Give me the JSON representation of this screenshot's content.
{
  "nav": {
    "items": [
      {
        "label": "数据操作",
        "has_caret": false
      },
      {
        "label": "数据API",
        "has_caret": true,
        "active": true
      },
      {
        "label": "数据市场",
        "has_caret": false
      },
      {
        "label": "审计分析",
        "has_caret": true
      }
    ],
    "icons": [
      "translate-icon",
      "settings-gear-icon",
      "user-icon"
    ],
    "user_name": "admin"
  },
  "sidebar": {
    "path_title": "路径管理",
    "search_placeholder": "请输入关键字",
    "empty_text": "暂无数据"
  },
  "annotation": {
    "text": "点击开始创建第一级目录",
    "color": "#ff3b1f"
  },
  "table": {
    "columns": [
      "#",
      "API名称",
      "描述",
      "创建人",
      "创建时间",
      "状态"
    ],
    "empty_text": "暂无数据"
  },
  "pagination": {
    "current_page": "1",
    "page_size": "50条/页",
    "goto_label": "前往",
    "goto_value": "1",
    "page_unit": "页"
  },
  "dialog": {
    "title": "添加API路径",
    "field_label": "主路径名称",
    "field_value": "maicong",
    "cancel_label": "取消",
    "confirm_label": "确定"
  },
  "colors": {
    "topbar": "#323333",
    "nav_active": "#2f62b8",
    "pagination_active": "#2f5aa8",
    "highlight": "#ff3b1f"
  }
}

■ TASK DESCRIPTION ■
Make an exact copy of every entry.

■ EXERCISE ANSWER ■
Give me the JSON representation of this screenshot's content.
{
  "nav": {
    "items": [
      {
        "label": "数据操作",
        "has_caret": false
      },
      {
        "label": "数据API",
        "has_caret": true,
        "active": true
      },
      {
        "label": "数据市场",
        "has_caret": false
      },
      {
        "label": "审计分析",
        "has_caret": true
      }
    ],
    "icons": [
      "translate-icon",
      "settings-gear-icon",
      "user-icon"
    ],
    "user_name": "admin"
  },
  "sidebar": {
    "path_title": "路径管理",
    "search_placeholder": "请输入关键字",
    "empty_text": "暂无数据"
  },
  "annotation": {
    "text": "点击开始创建第一级目录",
    "color": "#ff3b1f"
  },
  "table": {
    "columns": [
      "#",
      "API名称",
      "描述",
      "创建人",
      "创建时间",
      "状态"
    ],
    "empty_text": "暂无数据"
  },
  "pagination": {
    "current_page": "1",
    "page_size": "50条/页",
    "goto_label": "前往",
    "goto_value": "1",
    "page_unit": "页"
  },
  "dialog": {
    "title": "添加API路径",
    "field_label": "主路径名称",
    "field_value": "maicong",
    "cancel_label": "取消",
    "confirm_label": "确定"
  },
  "colors": {
    "topbar": "#323333",
    "nav_active": "#2f62b8",
    "pagination_active": "#2f5aa8",
    "highlight": "#ff3b1f"
  }
}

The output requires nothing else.